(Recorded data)
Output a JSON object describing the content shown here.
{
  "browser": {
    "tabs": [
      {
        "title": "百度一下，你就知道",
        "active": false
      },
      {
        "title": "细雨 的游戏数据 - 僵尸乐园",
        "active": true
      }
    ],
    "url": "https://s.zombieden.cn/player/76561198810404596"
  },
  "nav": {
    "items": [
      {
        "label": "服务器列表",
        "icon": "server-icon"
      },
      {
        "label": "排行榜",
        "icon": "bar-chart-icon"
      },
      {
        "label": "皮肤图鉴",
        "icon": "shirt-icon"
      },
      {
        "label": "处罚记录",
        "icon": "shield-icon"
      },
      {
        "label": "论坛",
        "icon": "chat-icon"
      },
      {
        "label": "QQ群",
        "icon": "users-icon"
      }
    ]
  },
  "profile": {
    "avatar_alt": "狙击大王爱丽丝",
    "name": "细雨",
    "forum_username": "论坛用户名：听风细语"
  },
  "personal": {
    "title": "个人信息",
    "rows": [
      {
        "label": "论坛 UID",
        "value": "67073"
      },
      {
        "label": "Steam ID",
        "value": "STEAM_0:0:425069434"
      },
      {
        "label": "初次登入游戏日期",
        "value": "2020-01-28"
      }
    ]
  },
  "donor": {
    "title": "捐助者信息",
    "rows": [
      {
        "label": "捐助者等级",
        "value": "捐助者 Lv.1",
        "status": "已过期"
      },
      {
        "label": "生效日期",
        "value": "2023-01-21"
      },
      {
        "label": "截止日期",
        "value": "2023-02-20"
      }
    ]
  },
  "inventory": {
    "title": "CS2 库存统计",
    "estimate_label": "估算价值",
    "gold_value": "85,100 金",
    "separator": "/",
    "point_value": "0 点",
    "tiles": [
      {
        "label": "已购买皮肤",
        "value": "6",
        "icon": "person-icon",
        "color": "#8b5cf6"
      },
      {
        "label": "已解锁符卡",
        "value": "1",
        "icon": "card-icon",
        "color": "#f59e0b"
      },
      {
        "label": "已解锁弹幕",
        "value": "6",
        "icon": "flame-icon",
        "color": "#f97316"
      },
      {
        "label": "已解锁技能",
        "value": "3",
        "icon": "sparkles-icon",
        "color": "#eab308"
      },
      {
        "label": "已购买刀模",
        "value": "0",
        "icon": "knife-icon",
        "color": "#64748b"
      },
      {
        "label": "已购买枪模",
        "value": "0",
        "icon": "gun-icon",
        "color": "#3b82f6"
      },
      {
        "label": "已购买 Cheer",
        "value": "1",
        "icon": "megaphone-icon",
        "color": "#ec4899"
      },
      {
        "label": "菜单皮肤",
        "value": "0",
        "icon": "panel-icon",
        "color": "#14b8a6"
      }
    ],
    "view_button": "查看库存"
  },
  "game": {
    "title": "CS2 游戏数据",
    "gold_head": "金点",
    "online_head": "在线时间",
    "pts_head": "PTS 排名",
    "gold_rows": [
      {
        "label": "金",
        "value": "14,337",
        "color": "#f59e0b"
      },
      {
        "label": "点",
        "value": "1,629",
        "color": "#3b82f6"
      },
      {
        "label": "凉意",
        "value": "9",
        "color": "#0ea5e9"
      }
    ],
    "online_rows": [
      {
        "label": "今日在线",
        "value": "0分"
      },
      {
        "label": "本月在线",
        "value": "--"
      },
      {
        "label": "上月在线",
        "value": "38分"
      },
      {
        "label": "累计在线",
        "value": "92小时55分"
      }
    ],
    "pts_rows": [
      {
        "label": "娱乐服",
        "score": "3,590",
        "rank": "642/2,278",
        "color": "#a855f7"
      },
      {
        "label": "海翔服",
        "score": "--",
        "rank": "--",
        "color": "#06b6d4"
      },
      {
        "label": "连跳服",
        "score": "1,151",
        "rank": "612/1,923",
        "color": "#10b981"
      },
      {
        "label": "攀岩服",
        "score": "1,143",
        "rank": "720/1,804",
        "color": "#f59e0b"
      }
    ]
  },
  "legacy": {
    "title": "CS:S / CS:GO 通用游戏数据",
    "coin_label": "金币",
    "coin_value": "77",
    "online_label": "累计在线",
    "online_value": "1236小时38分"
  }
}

**Given task**: Copy out each line above, character for character.

**Task output**:
Output a JSON object describing the content shown here.
{
  "browser": {
    "tabs": [
      {
        "title": "百度一下，你就知道",
        "active": false
      },
      {
        "title": "细雨 的游戏数据 - 僵尸乐园",
        "active": true
      }
    ],
    "url": "https://s.zombieden.cn/player/76561198810404596"
  },
  "nav": {
    "items": [
      {
        "label": "服务器列表",
        "icon": "server-icon"
      },
      {
        "label": "排行榜",
        "icon": "bar-chart-icon"
      },
      {
        "label": "皮肤图鉴",
        "icon": "shirt-icon"
      },
      {
        "label": "处罚记录",
        "icon": "shield-icon"
      },
      {
        "label": "论坛",
        "icon": "chat-icon"
      },
      {
        "label": "QQ群",
        "icon": "users-icon"
      }
    ]
  },
  "profile": {
    "avatar_alt": "狙击大王爱丽丝",
    "name": "细雨",
    "forum_username": "论坛用户名：听风细语"
  },
  "personal": {
    "title": "个人信息",
    "rows": [
      {
        "label": "论坛 UID",
        "value": "67073"
      },
      {
        "label": "Steam ID",
        "value": "STEAM_0:0:425069434"
      },
      {
        "label": "初次登入游戏日期",
        "value": "2020-01-28"
      }
    ]
  },
  "donor": {
    "title": "捐助者信息",
    "rows": [
      {
        "label": "捐助者等级",
        "value": "捐助者 Lv.1",
        "status": "已过期"
      },
      {
        "label": "生效日期",
        "value": "2023-01-21"
      },
      {
        "label": "截止日期",
        "value": "2023-02-20"
      }
    ]
  },
  "inventory": {
    "title": "CS2 库存统计",
    "estimate_label": "估算价值",
    "gold_value": "85,100 金",
    "separator": "/",
    "point_value": "0 点",
    "tiles": [
      {
        "label": "已购买皮肤",
        "value": "6",
        "icon": "person-icon",
        "color": "#8b5cf6"
      },
      {
        "label": "已解锁符卡",
        "value": "1",
        "icon": "card-icon",
        "color": "#f59e0b"
      },
      {
        "label": "已解锁弹幕",
        "value": "6",
        "icon": "flame-icon",
        "color": "#f97316"
      },
      {
        "label": "已解锁技能",
        "value": "3",
        "icon": "sparkles-icon",
        "color": "#eab308"
      },
      {
        "label": "已购买刀模",
        "value": "0",
        "icon": "knife-icon",
        "color": "#64748b"
      },
      {
        "label": "已购买枪模",
        "value": "0",
        "icon": "gun-icon",
        "color": "#3b82f6"
      },
      {
        "label": "已购买 Cheer",
        "value": "1",
        "icon": "megaphone-icon",
        "color": "#ec4899"
      },
      {
        "label": "菜单皮肤",
        "value": "0",
        "icon": "panel-icon",
        "color": "#14b8a6"
      }
    ],
    "view_button": "查看库存"
  },
  "game": {
    "title": "CS2 游戏数据",
    "gold_head": "金点",
    "online_head": "在线时间",
    "pts_head": "PTS 排名",
    "gold_rows": [
      {
        "label": "金",
        "value": "14,337",
        "color": "#f59e0b"
      },
      {
        "label": "点",
        "value": "1,629",
        "color": "#3b82f6"
      },
      {
        "label": "凉意",
        "value": "9",
        "color": "#0ea5e9"
      }
    ],
    "online_rows": [
      {
        "label": "今日在线",
        "value": "0分"
      },
      {
        "label": "本月在线",
        "value": "--"
      },
      {
        "label": "上月在线",
        "value": "38分"
      },
      {
        "label": "累计在线",
        "value": "92小时55分"
      }
    ],
    "pts_rows": [
      {
        "label": "娱乐服",
        "score": "3,590",
        "rank": "642/2,278",
        "color": "#a855f7"
      },
      {
        "label": "海翔服",
        "score": "--",
        "rank": "--",
        "color": "#06b6d4"
      },
      {
        "label": "连跳服",
        "score": "1,151",
        "rank": "612/1,923",
        "color": "#10b981"
      },
      {
        "label": "攀岩服",
        "score": "1,143",
        "rank": "720/1,804",
        "color": "#f59e0b"
      }
    ]
  },
  "legacy": {
    "title": "CS:S / CS:GO 通用游戏数据",
    "coin_label": "金币",
    "coin_value": "77",
    "online_label": "累计在线",
    "online_value": "1236小时38分"
  }
}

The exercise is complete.